▶ **Exercise brief**
Write down each entry again, exactly as it reads.

▶ **Records for this exercise**

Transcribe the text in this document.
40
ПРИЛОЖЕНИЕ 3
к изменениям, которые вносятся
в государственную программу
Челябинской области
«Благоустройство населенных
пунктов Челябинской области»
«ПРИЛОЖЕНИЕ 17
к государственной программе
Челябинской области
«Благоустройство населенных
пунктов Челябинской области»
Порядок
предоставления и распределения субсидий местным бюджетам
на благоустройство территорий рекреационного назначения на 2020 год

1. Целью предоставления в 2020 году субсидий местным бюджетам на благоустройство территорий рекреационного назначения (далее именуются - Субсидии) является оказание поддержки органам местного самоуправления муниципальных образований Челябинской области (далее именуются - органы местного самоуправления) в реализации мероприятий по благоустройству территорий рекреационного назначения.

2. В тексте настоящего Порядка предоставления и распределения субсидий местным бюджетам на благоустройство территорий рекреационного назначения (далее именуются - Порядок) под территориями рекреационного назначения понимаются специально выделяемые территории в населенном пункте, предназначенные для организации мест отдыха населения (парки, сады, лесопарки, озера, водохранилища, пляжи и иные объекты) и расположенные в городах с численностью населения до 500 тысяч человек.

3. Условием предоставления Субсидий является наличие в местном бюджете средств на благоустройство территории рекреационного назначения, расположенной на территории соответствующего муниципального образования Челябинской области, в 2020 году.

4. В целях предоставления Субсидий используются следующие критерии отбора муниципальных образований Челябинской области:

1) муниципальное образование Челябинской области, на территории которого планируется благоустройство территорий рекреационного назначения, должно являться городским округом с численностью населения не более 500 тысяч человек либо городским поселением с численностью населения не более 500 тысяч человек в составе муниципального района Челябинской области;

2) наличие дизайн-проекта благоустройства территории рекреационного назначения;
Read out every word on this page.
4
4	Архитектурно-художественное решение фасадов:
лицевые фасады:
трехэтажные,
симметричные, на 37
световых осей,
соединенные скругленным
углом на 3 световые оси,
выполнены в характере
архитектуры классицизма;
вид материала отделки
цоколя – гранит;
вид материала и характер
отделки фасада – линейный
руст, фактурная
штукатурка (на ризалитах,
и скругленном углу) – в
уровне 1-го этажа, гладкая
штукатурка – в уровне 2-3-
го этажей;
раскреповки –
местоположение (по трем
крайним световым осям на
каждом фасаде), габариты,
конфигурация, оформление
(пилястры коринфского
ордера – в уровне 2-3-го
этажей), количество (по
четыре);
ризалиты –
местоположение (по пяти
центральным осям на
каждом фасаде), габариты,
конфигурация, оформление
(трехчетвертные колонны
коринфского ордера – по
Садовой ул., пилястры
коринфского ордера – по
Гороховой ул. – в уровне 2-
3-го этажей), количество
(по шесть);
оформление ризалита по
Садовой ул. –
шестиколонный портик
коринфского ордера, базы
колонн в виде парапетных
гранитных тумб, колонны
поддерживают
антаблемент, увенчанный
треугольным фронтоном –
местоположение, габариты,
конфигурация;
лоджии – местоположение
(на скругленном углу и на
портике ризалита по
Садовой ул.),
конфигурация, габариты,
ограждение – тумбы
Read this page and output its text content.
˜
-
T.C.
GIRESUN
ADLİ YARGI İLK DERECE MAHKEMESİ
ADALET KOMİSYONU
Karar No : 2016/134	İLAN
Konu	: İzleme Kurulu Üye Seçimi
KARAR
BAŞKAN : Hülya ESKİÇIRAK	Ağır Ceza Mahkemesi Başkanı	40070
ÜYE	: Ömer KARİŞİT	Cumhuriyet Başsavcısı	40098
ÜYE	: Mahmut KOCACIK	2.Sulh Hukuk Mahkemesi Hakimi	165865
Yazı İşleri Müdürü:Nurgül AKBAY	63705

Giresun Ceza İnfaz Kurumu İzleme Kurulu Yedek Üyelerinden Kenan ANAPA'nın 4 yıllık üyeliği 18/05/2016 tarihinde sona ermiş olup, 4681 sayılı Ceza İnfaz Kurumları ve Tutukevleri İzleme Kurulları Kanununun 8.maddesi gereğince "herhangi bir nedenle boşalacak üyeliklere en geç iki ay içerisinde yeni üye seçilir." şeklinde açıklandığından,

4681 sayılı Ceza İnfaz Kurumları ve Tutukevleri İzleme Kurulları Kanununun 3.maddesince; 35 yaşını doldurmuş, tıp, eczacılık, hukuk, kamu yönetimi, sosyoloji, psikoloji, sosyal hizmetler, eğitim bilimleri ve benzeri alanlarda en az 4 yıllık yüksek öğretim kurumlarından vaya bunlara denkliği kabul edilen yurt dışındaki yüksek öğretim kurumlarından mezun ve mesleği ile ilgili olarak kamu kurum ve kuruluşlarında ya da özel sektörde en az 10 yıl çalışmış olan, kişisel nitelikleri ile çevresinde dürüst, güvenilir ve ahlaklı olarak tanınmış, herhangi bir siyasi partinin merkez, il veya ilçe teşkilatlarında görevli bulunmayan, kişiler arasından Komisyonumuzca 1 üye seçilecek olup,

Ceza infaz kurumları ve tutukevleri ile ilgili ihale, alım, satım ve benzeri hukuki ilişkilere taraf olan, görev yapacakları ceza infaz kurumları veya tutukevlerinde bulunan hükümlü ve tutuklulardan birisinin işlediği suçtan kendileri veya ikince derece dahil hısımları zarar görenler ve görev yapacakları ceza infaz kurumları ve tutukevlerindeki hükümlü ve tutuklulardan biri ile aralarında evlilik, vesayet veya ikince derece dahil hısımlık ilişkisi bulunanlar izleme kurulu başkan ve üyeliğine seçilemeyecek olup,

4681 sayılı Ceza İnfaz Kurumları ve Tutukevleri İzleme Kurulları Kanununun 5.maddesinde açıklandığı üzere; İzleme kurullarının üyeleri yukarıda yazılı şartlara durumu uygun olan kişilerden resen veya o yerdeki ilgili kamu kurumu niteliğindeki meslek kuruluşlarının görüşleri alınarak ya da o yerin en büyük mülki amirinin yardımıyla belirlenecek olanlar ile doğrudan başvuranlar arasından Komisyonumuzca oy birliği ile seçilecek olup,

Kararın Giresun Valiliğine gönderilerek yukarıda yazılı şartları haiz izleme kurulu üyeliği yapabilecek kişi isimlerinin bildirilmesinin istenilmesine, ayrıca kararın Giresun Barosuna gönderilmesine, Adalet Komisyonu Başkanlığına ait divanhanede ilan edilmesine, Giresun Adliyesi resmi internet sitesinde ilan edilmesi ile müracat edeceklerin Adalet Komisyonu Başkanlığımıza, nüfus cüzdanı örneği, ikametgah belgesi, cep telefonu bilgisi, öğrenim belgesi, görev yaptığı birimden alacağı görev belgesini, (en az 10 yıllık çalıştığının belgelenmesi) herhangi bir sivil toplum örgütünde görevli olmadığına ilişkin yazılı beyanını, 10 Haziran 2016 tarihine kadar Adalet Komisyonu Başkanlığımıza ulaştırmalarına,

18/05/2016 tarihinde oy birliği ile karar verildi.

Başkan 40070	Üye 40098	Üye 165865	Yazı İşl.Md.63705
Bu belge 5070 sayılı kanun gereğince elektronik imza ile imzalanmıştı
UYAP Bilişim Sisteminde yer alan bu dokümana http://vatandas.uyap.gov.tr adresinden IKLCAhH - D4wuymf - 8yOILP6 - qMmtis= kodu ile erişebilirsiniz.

▶ **Solution to this exercise**
Transcribe the text in this document.
40
ПРИЛОЖЕНИЕ 3
к изменениям, которые вносятся
в государственную программу
Челябинской области
«Благоустройство населенных
пунктов Челябинской области»
«ПРИЛОЖЕНИЕ 17
к государственной программе
Челябинской области
«Благоустройство населенных
пунктов Челябинской области»
Порядок
предоставления и распределения субсидий местным бюджетам
на благоустройство территорий рекреационного назначения на 2020 год

1. Целью предоставления в 2020 году субсидий местным бюджетам на благоустройство территорий рекреационного назначения (далее именуются - Субсидии) является оказание поддержки органам местного самоуправления муниципальных образований Челябинской области (далее именуются - органы местного самоуправления) в реализации мероприятий по благоустройству территорий рекреационного назначения.

2. В тексте настоящего Порядка предоставления и распределения субсидий местным бюджетам на благоустройство территорий рекреационного назначения (далее именуются - Порядок) под территориями рекреационного назначения понимаются специально выделяемые территории в населенном пункте, предназначенные для организации мест отдыха населения (парки, сады, лесопарки, озера, водохранилища, пляжи и иные объекты) и расположенные в городах с численностью населения до 500 тысяч человек.

3. Условием предоставления Субсидий является наличие в местном бюджете средств на благоустройство территории рекреационного назначения, расположенной на территории соответствующего муниципального образования Челябинской области, в 2020 году.

4. В целях предоставления Субсидий используются следующие критерии отбора муниципальных образований Челябинской области:

1) муниципальное образование Челябинской области, на территории которого планируется благоустройство территорий рекреационного назначения, должно являться городским округом с численностью населения не более 500 тысяч человек либо городским поселением с численностью населения не более 500 тысяч человек в составе муниципального района Челябинской области;

2) наличие дизайн-проекта благоустройства территории рекреационного назначения;
Read out every word on this page.
4
4	Архитектурно-художественное решение фасадов:
лицевые фасады:
трехэтажные,
симметричные, на 37
световых осей,
соединенные скругленным
углом на 3 световые оси,
выполнены в характере
архитектуры классицизма;
вид материала отделки
цоколя – гранит;
вид материала и характер
отделки фасада – линейный
руст, фактурная
штукатурка (на ризалитах,
и скругленном углу) – в
уровне 1-го этажа, гладкая
штукатурка – в уровне 2-3-
го этажей;
раскреповки –
местоположение (по трем
крайним световым осям на
каждом фасаде), габариты,
конфигурация, оформление
(пилястры коринфского
ордера – в уровне 2-3-го
этажей), количество (по
четыре);
ризалиты –
местоположение (по пяти
центральным осям на
каждом фасаде), габариты,
конфигурация, оформление
(трехчетвертные колонны
коринфского ордера – по
Садовой ул., пилястры
коринфского ордера – по
Гороховой ул. – в уровне 2-
3-го этажей), количество
(по шесть);
оформление ризалита по
Садовой ул. –
шестиколонный портик
коринфского ордера, базы
колонн в виде парапетных
гранитных тумб, колонны
поддерживают
антаблемент, увенчанный
треугольным фронтоном –
местоположение, габариты,
конфигурация;
лоджии – местоположение
(на скругленном углу и на
портике ризалита по
Садовой ул.),
конфигурация, габариты,
ограждение – тумбы
Read this page and output its text content.
˜
-
T.C.
GIRESUN
ADLİ YARGI İLK DERECE MAHKEMESİ
ADALET KOMİSYONU
Karar No : 2016/134	İLAN
Konu	: İzleme Kurulu Üye Seçimi
KARAR
BAŞKAN : Hülya ESKİÇIRAK	Ağır Ceza Mahkemesi Başkanı	40070
ÜYE	: Ömer KARİŞİT	Cumhuriyet Başsavcısı	40098
ÜYE	: Mahmut KOCACIK	2.Sulh Hukuk Mahkemesi Hakimi	165865
Yazı İşleri Müdürü:Nurgül AKBAY	63705

Giresun Ceza İnfaz Kurumu İzleme Kurulu Yedek Üyelerinden Kenan ANAPA'nın 4 yıllık üyeliği 18/05/2016 tarihinde sona ermiş olup, 4681 sayılı Ceza İnfaz Kurumları ve Tutukevleri İzleme Kurulları Kanununun 8.maddesi gereğince "herhangi bir nedenle boşalacak üyeliklere en geç iki ay içerisinde yeni üye seçilir." şeklinde açıklandığından,

4681 sayılı Ceza İnfaz Kurumları ve Tutukevleri İzleme Kurulları Kanununun 3.maddesince; 35 yaşını doldurmuş, tıp, eczacılık, hukuk, kamu yönetimi, sosyoloji, psikoloji, sosyal hizmetler, eğitim bilimleri ve benzeri alanlarda en az 4 yıllık yüksek öğretim kurumlarından vaya bunlara denkliği kabul edilen yurt dışındaki yüksek öğretim kurumlarından mezun ve mesleği ile ilgili olarak kamu kurum ve kuruluşlarında ya da özel sektörde en az 10 yıl çalışmış olan, kişisel nitelikleri ile çevresinde dürüst, güvenilir ve ahlaklı olarak tanınmış, herhangi bir siyasi partinin merkez, il veya ilçe teşkilatlarında görevli bulunmayan, kişiler arasından Komisyonumuzca 1 üye seçilecek olup,

Ceza infaz kurumları ve tutukevleri ile ilgili ihale, alım, satım ve benzeri hukuki ilişkilere taraf olan, görev yapacakları ceza infaz kurumları veya tutukevlerinde bulunan hükümlü ve tutuklulardan birisinin işlediği suçtan kendileri veya ikince derece dahil hısımları zarar görenler ve görev yapacakları ceza infaz kurumları ve tutukevlerindeki hükümlü ve tutuklulardan biri ile aralarında evlilik, vesayet veya ikince derece dahil hısımlık ilişkisi bulunanlar izleme kurulu başkan ve üyeliğine seçilemeyecek olup,

4681 sayılı Ceza İnfaz Kurumları ve Tutukevleri İzleme Kurulları Kanununun 5.maddesinde açıklandığı üzere; İzleme kurullarının üyeleri yukarıda yazılı şartlara durumu uygun olan kişilerden resen veya o yerdeki ilgili kamu kurumu niteliğindeki meslek kuruluşlarının görüşleri alınarak ya da o yerin en büyük mülki amirinin yardımıyla belirlenecek olanlar ile doğrudan başvuranlar arasından Komisyonumuzca oy birliği ile seçilecek olup,

Kararın Giresun Valiliğine gönderilerek yukarıda yazılı şartları haiz izleme kurulu üyeliği yapabilecek kişi isimlerinin bildirilmesinin istenilmesine, ayrıca kararın Giresun Barosuna gönderilmesine, Adalet Komisyonu Başkanlığına ait divanhanede ilan edilmesine, Giresun Adliyesi resmi internet sitesinde ilan edilmesi ile müracat edeceklerin Adalet Komisyonu Başkanlığımıza, nüfus cüzdanı örneği, ikametgah belgesi, cep telefonu bilgisi, öğrenim belgesi, görev yaptığı birimden alacağı görev belgesini, (en az 10 yıllık çalıştığının belgelenmesi) herhangi bir sivil toplum örgütünde görevli olmadığına ilişkin yazılı beyanını, 10 Haziran 2016 tarihine kadar Adalet Komisyonu Başkanlığımıza ulaştırmalarına,

18/05/2016 tarihinde oy birliği ile karar verildi.

Başkan 40070	Üye 40098	Üye 165865	Yazı İşl.Md.63705
Bu belge 5070 sayılı kanun gereğince elektronik imza ile imzalanmıştı
UYAP Bilişim Sisteminde yer alan bu dokümana http://vatandas.uyap.gov.tr adresinden IKLCAhH - D4wuymf - 8yOILP6 - qMmtis= kodu ile erişebilirsiniz.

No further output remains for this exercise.